--- Start of RECORDS SHOWN ---

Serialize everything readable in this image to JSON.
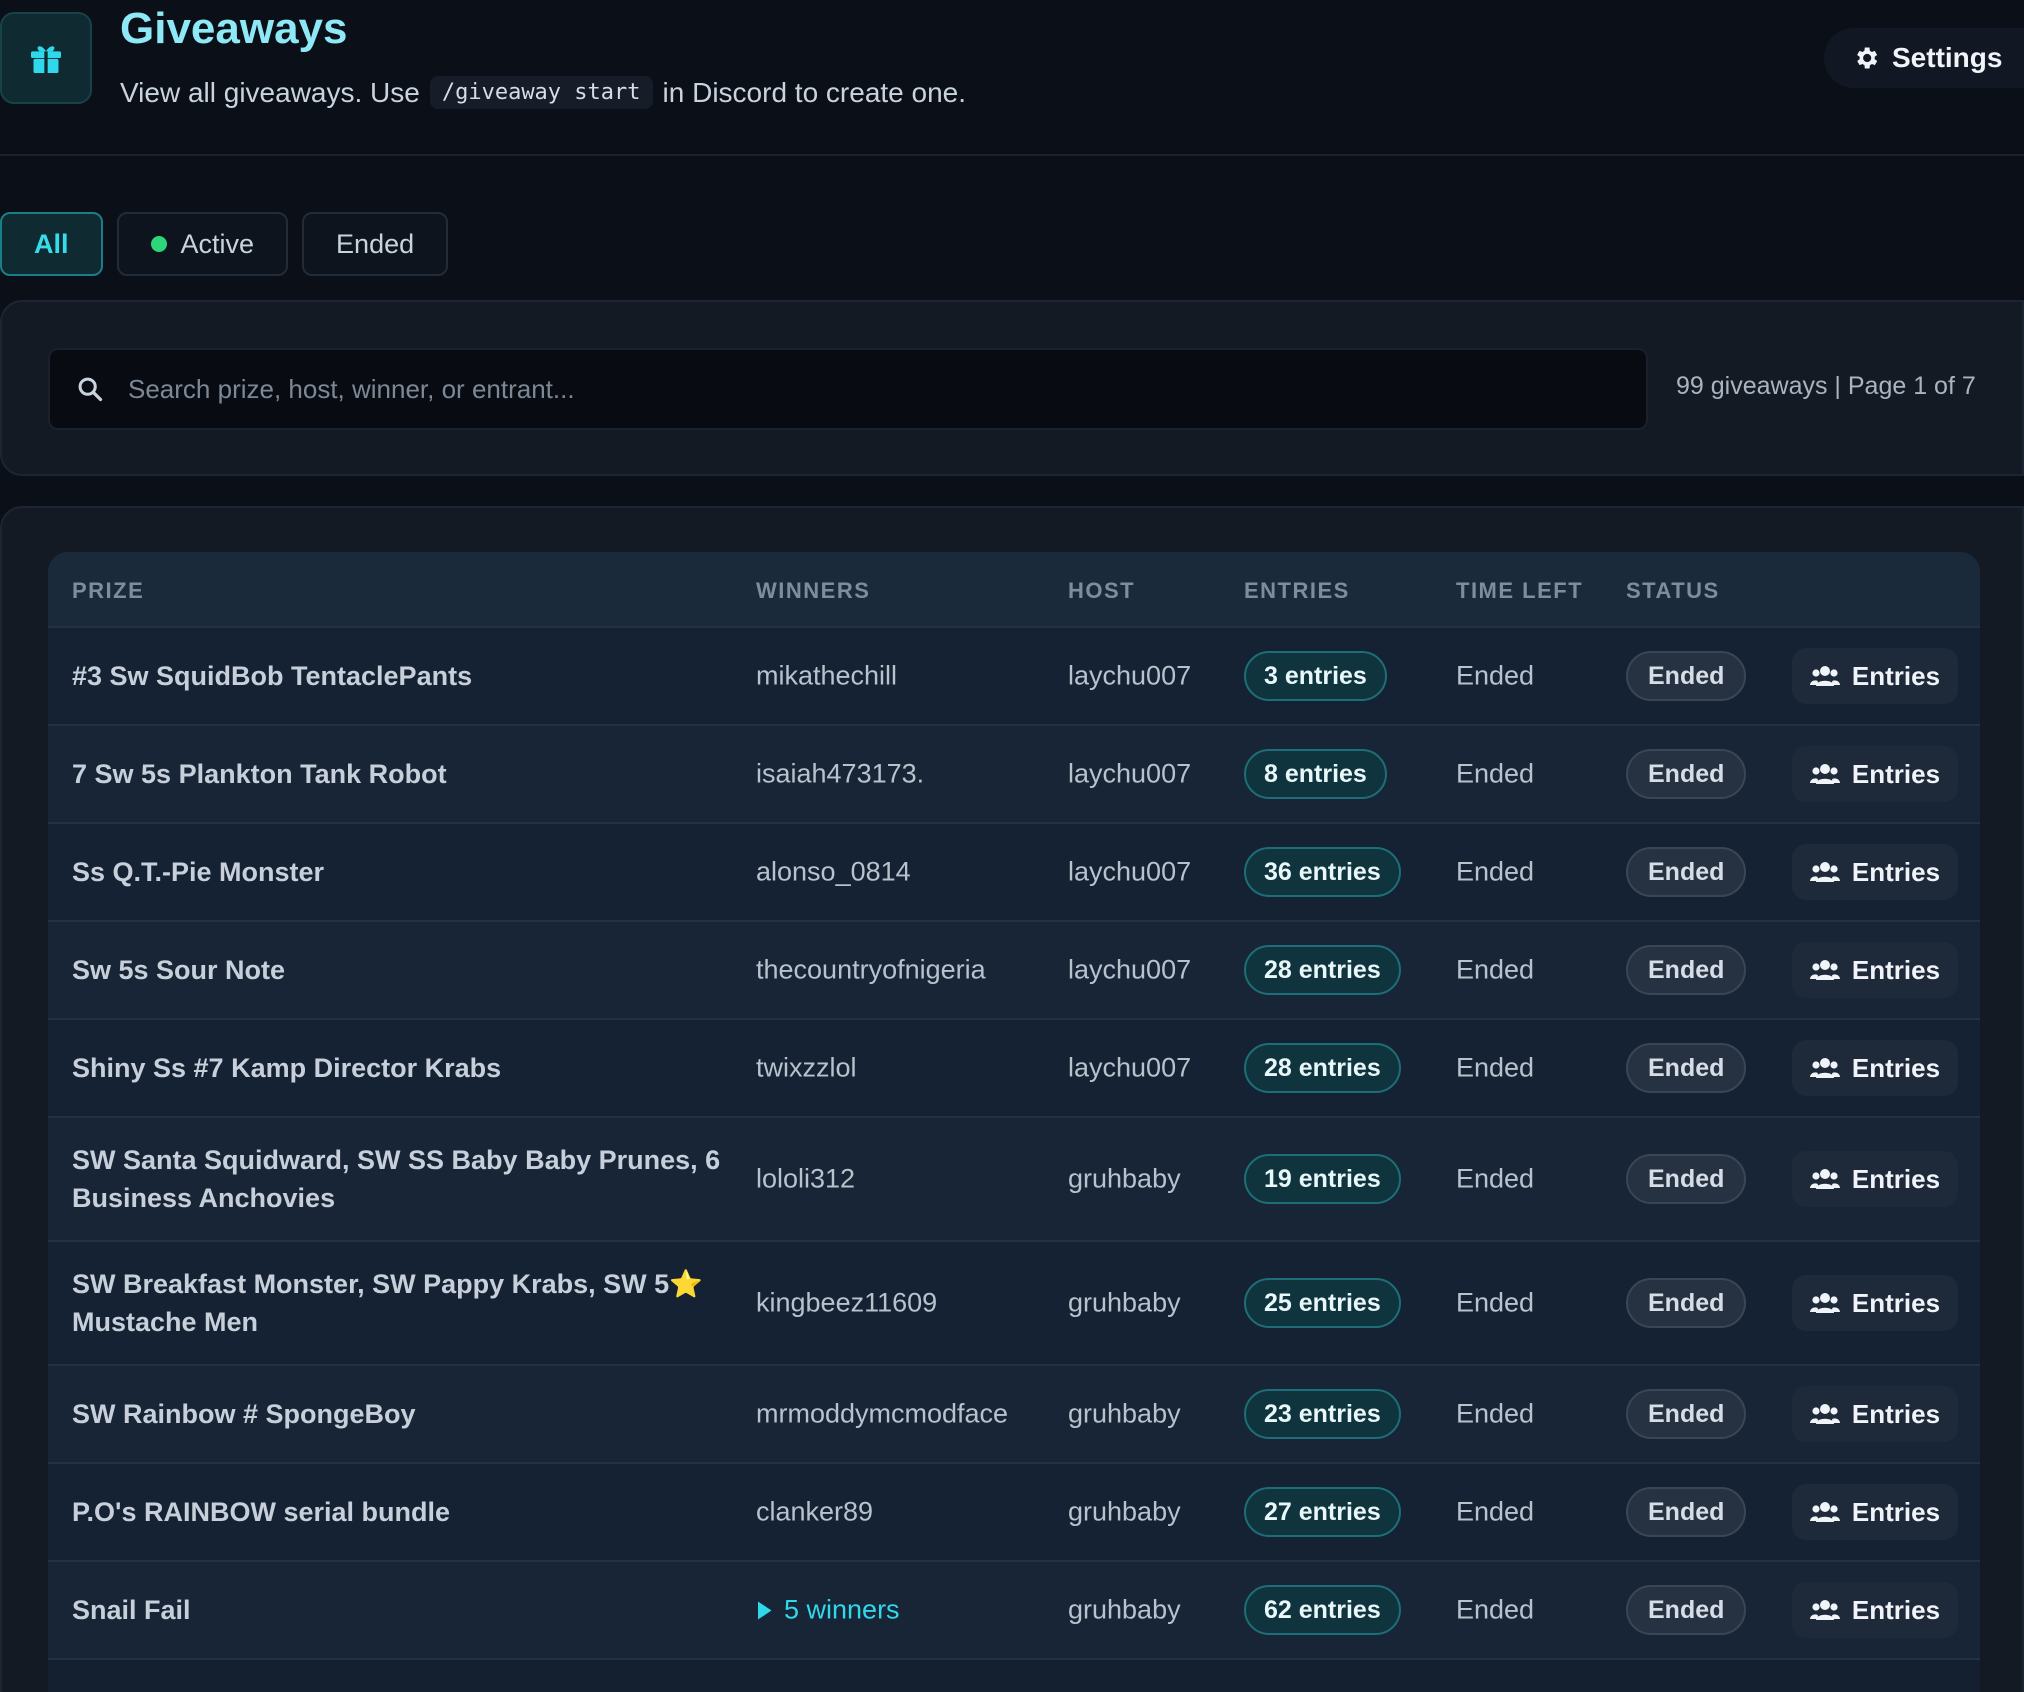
{
  "header": {
    "title": "Giveaways",
    "subtitle_before": "View all giveaways. Use",
    "command": "/giveaway start",
    "subtitle_after": "in Discord to create one.",
    "settings_label": "Settings"
  },
  "tabs": [
    {
      "label": "All",
      "active": true
    },
    {
      "label": "Active",
      "active": false
    },
    {
      "label": "Ended",
      "active": false
    }
  ],
  "search": {
    "placeholder": "Search prize, host, winner, or entrant...",
    "value": "",
    "count_text": "99 giveaways | Page 1 of 7"
  },
  "table": {
    "columns": [
      "PRIZE",
      "WINNERS",
      "HOST",
      "ENTRIES",
      "TIME LEFT",
      "STATUS"
    ],
    "action_label": "Entries",
    "rows": [
      {
        "prize": "#3 Sw SquidBob TentaclePants",
        "winner": "mikathechill",
        "host": "laychu007",
        "entries": "3 entries",
        "time_left": "Ended",
        "status": "Ended"
      },
      {
        "prize": "7 Sw 5s Plankton Tank Robot",
        "winner": "isaiah473173.",
        "host": "laychu007",
        "entries": "8 entries",
        "time_left": "Ended",
        "status": "Ended"
      },
      {
        "prize": "Ss Q.T.-Pie Monster",
        "winner": "alonso_0814",
        "host": "laychu007",
        "entries": "36 entries",
        "time_left": "Ended",
        "status": "Ended"
      },
      {
        "prize": "Sw 5s Sour Note",
        "winner": "thecountryofnigeria",
        "host": "laychu007",
        "entries": "28 entries",
        "time_left": "Ended",
        "status": "Ended"
      },
      {
        "prize": "Shiny Ss #7 Kamp Director Krabs",
        "winner": "twixzzlol",
        "host": "laychu007",
        "entries": "28 entries",
        "time_left": "Ended",
        "status": "Ended"
      },
      {
        "prize": "SW Santa Squidward, SW SS Baby Baby Prunes, 6 Business Anchovies",
        "winner": "lololi312",
        "host": "gruhbaby",
        "entries": "19 entries",
        "time_left": "Ended",
        "status": "Ended"
      },
      {
        "prize": "SW Breakfast Monster, SW Pappy Krabs, SW 5⭐ Mustache Men",
        "winner": "kingbeez11609",
        "host": "gruhbaby",
        "entries": "25 entries",
        "time_left": "Ended",
        "status": "Ended"
      },
      {
        "prize": "SW Rainbow # SpongeBoy",
        "winner": "mrmoddymcmodface",
        "host": "gruhbaby",
        "entries": "23 entries",
        "time_left": "Ended",
        "status": "Ended"
      },
      {
        "prize": "P.O's RAINBOW serial bundle",
        "winner": "clanker89",
        "host": "gruhbaby",
        "entries": "27 entries",
        "time_left": "Ended",
        "status": "Ended"
      },
      {
        "prize": "Snail Fail",
        "winner": "5 winners",
        "host": "gruhbaby",
        "entries": "62 entries",
        "time_left": "Ended",
        "status": "Ended"
      }
    ]
  }
}
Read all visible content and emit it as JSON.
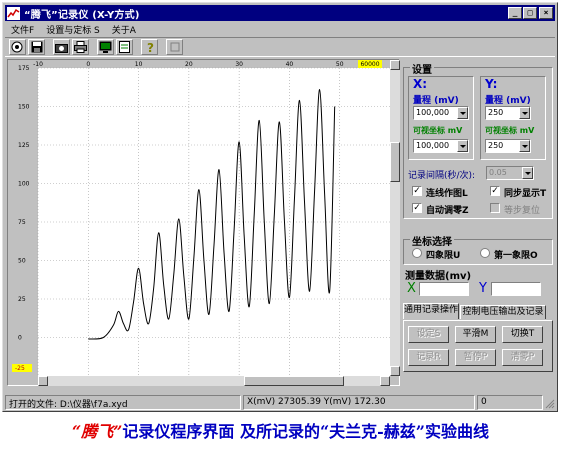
{
  "window": {
    "title": "“腾飞”记录仪 (X-Y方式)",
    "buttons": [
      "_",
      "□",
      "×"
    ]
  },
  "menu": [
    "文件F",
    "设置与定标 S",
    "关于A"
  ],
  "toolbar": {
    "icons": [
      "open-icon",
      "save-icon",
      "camera-icon",
      "print-icon",
      "monitor-icon",
      "document-icon",
      "help-icon",
      "stop-icon"
    ]
  },
  "chart_data": {
    "type": "line",
    "xlim": [
      -10,
      60
    ],
    "ylim": [
      -25,
      175
    ],
    "x_ticks": [
      "-10",
      "0",
      "10",
      "20",
      "30",
      "40",
      "50"
    ],
    "x_max_label": "60000",
    "y_ticks": [
      "175",
      "150",
      "125",
      "100",
      "75",
      "50",
      "25",
      "0"
    ],
    "y_min_label": "-25",
    "grid": true,
    "line_color": "#000000",
    "series": [
      {
        "x": [
          0.0,
          3.0,
          5.0,
          6.0,
          7.0,
          8.0,
          9.0,
          10.0,
          11.0,
          12.0,
          13.0,
          14.0,
          15.0,
          16.0,
          17.0,
          18.0,
          19.0,
          20.0,
          21.0,
          22.0,
          23.0,
          24.0,
          25.0,
          26.0,
          27.0,
          28.0,
          29.0,
          30.0,
          31.0,
          32.0,
          33.0,
          34.0,
          35.0,
          36.0,
          37.0,
          38.0,
          39.0,
          40.0,
          41.0,
          42.0,
          43.0,
          44.0,
          45.0,
          46.0,
          47.0,
          48.0,
          49.0
        ],
        "y": [
          -1,
          0,
          8,
          17,
          9,
          5,
          23,
          45,
          22,
          9,
          32,
          68,
          34,
          12,
          41,
          77,
          40,
          12,
          52,
          96,
          50,
          15,
          60,
          109,
          55,
          17,
          70,
          127,
          66,
          20,
          80,
          141,
          75,
          22,
          80,
          140,
          76,
          26,
          90,
          154,
          88,
          30,
          95,
          161,
          93,
          30,
          150
        ]
      }
    ]
  },
  "status": {
    "file": "打开的文件: D:\\仪器\\f7a.xyd",
    "readout": "X(mV) 27305.39   Y(mV) 172.30",
    "extra": "0"
  },
  "panel": {
    "settings_title": "设置",
    "x_axis": "X:",
    "y_axis": "Y:",
    "range_label": "量程 (mV)",
    "visible_label": "可视坐标 mV",
    "x_range": "100,000",
    "x_visible": "100,000",
    "y_range": "250",
    "y_visible": "250",
    "interval_label": "记录间隔(秒/次):",
    "interval_value": "0.05",
    "chk_connect": "连线作图L",
    "chk_sync": "同步显示T",
    "chk_autozero": "自动调零Z",
    "chk_stepreset": "等步复位",
    "coord_title": "坐标选择",
    "radio_four": "四象限U",
    "radio_first": "第一象限O",
    "measure_title": "测量数据(mv)",
    "measure_x": "X",
    "measure_y": "Y",
    "tab_general": "通用记录操作",
    "tab_control": "控制电压输出及记录",
    "btn_set": "设定S",
    "btn_smooth": "平滑M",
    "btn_switch": "切换T",
    "btn_record": "记录R",
    "btn_pause": "暂停P",
    "btn_clear": "清零P"
  },
  "caption": {
    "highlight": "“腾飞”",
    "text": "记录仪程序界面  及所记录的“夫兰克-赫兹”实验曲线"
  }
}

--- End of RECORDS SHOWN ---

SET TASK — The records above need to be given again exactly. Omit the pictures.

ANSWER BELOW —
Serialize everything readable in this image to JSON.
{
  "header": {
    "title": "Giveaways",
    "subtitle_before": "View all giveaways. Use",
    "command": "/giveaway start",
    "subtitle_after": "in Discord to create one.",
    "settings_label": "Settings"
  },
  "tabs": [
    {
      "label": "All",
      "active": true
    },
    {
      "label": "Active",
      "active": false
    },
    {
      "label": "Ended",
      "active": false
    }
  ],
  "search": {
    "placeholder": "Search prize, host, winner, or entrant...",
    "value": "",
    "count_text": "99 giveaways | Page 1 of 7"
  },
  "table": {
    "columns": [
      "PRIZE",
      "WINNERS",
      "HOST",
      "ENTRIES",
      "TIME LEFT",
      "STATUS"
    ],
    "action_label": "Entries",
    "rows": [
      {
        "prize": "#3 Sw SquidBob TentaclePants",
        "winner": "mikathechill",
        "host": "laychu007",
        "entries": "3 entries",
        "time_left": "Ended",
        "status": "Ended"
      },
      {
        "prize": "7 Sw 5s Plankton Tank Robot",
        "winner": "isaiah473173.",
        "host": "laychu007",
        "entries": "8 entries",
        "time_left": "Ended",
        "status": "Ended"
      },
      {
        "prize": "Ss Q.T.-Pie Monster",
        "winner": "alonso_0814",
        "host": "laychu007",
        "entries": "36 entries",
        "time_left": "Ended",
        "status": "Ended"
      },
      {
        "prize": "Sw 5s Sour Note",
        "winner": "thecountryofnigeria",
        "host": "laychu007",
        "entries": "28 entries",
        "time_left": "Ended",
        "status": "Ended"
      },
      {
        "prize": "Shiny Ss #7 Kamp Director Krabs",
        "winner": "twixzzlol",
        "host": "laychu007",
        "entries": "28 entries",
        "time_left": "Ended",
        "status": "Ended"
      },
      {
        "prize": "SW Santa Squidward, SW SS Baby Baby Prunes, 6 Business Anchovies",
        "winner": "lololi312",
        "host": "gruhbaby",
        "entries": "19 entries",
        "time_left": "Ended",
        "status": "Ended"
      },
      {
        "prize": "SW Breakfast Monster, SW Pappy Krabs, SW 5⭐ Mustache Men",
        "winner": "kingbeez11609",
        "host": "gruhbaby",
        "entries": "25 entries",
        "time_left": "Ended",
        "status": "Ended"
      },
      {
        "prize": "SW Rainbow # SpongeBoy",
        "winner": "mrmoddymcmodface",
        "host": "gruhbaby",
        "entries": "23 entries",
        "time_left": "Ended",
        "status": "Ended"
      },
      {
        "prize": "P.O's RAINBOW serial bundle",
        "winner": "clanker89",
        "host": "gruhbaby",
        "entries": "27 entries",
        "time_left": "Ended",
        "status": "Ended"
      },
      {
        "prize": "Snail Fail",
        "winner": "5 winners",
        "host": "gruhbaby",
        "entries": "62 entries",
        "time_left": "Ended",
        "status": "Ended"
      }
    ]
  }
}
Read all visible content and emit it as JSON.
{
  "window": {
    "title": "“腾飞”记录仪 (X-Y方式)",
    "buttons": [
      "_",
      "□",
      "×"
    ]
  },
  "menu": [
    "文件F",
    "设置与定标 S",
    "关于A"
  ],
  "toolbar": {
    "icons": [
      "open-icon",
      "save-icon",
      "camera-icon",
      "print-icon",
      "monitor-icon",
      "document-icon",
      "help-icon",
      "stop-icon"
    ]
  },
  "chart_data": {
    "type": "line",
    "xlim": [
      -10,
      60
    ],
    "ylim": [
      -25,
      175
    ],
    "x_ticks": [
      "-10",
      "0",
      "10",
      "20",
      "30",
      "40",
      "50"
    ],
    "x_max_label": "60000",
    "y_ticks": [
      "175",
      "150",
      "125",
      "100",
      "75",
      "50",
      "25",
      "0"
    ],
    "y_min_label": "-25",
    "grid": true,
    "line_color": "#000000",
    "series": [
      {
        "x": [
          0.0,
          3.0,
          5.0,
          6.0,
          7.0,
          8.0,
          9.0,
          10.0,
          11.0,
          12.0,
          13.0,
          14.0,
          15.0,
          16.0,
          17.0,
          18.0,
          19.0,
          20.0,
          21.0,
          22.0,
          23.0,
          24.0,
          25.0,
          26.0,
          27.0,
          28.0,
          29.0,
          30.0,
          31.0,
          32.0,
          33.0,
          34.0,
          35.0,
          36.0,
          37.0,
          38.0,
          39.0,
          40.0,
          41.0,
          42.0,
          43.0,
          44.0,
          45.0,
          46.0,
          47.0,
          48.0,
          49.0
        ],
        "y": [
          -1,
          0,
          8,
          17,
          9,
          5,
          23,
          45,
          22,
          9,
          32,
          68,
          34,
          12,
          41,
          77,
          40,
          12,
          52,
          96,
          50,
          15,
          60,
          109,
          55,
          17,
          70,
          127,
          66,
          20,
          80,
          141,
          75,
          22,
          80,
          140,
          76,
          26,
          90,
          154,
          88,
          30,
          95,
          161,
          93,
          30,
          150
        ]
      }
    ]
  },
  "status": {
    "file": "打开的文件: D:\\仪器\\f7a.xyd",
    "readout": "X(mV) 27305.39   Y(mV) 172.30",
    "extra": "0"
  },
  "panel": {
    "settings_title": "设置",
    "x_axis": "X:",
    "y_axis": "Y:",
    "range_label": "量程 (mV)",
    "visible_label": "可视坐标 mV",
    "x_range": "100,000",
    "x_visible": "100,000",
    "y_range": "250",
    "y_visible": "250",
    "interval_label": "记录间隔(秒/次):",
    "interval_value": "0.05",
    "chk_connect": "连线作图L",
    "chk_sync": "同步显示T",
    "chk_autozero": "自动调零Z",
    "chk_stepreset": "等步复位",
    "coord_title": "坐标选择",
    "radio_four": "四象限U",
    "radio_first": "第一象限O",
    "measure_title": "测量数据(mv)",
    "measure_x": "X",
    "measure_y": "Y",
    "tab_general": "通用记录操作",
    "tab_control": "控制电压输出及记录",
    "btn_set": "设定S",
    "btn_smooth": "平滑M",
    "btn_switch": "切换T",
    "btn_record": "记录R",
    "btn_pause": "暂停P",
    "btn_clear": "清零P"
  },
  "caption": {
    "highlight": "“腾飞”",
    "text": "记录仪程序界面  及所记录的“夫兰克-赫兹”实验曲线"
  }
}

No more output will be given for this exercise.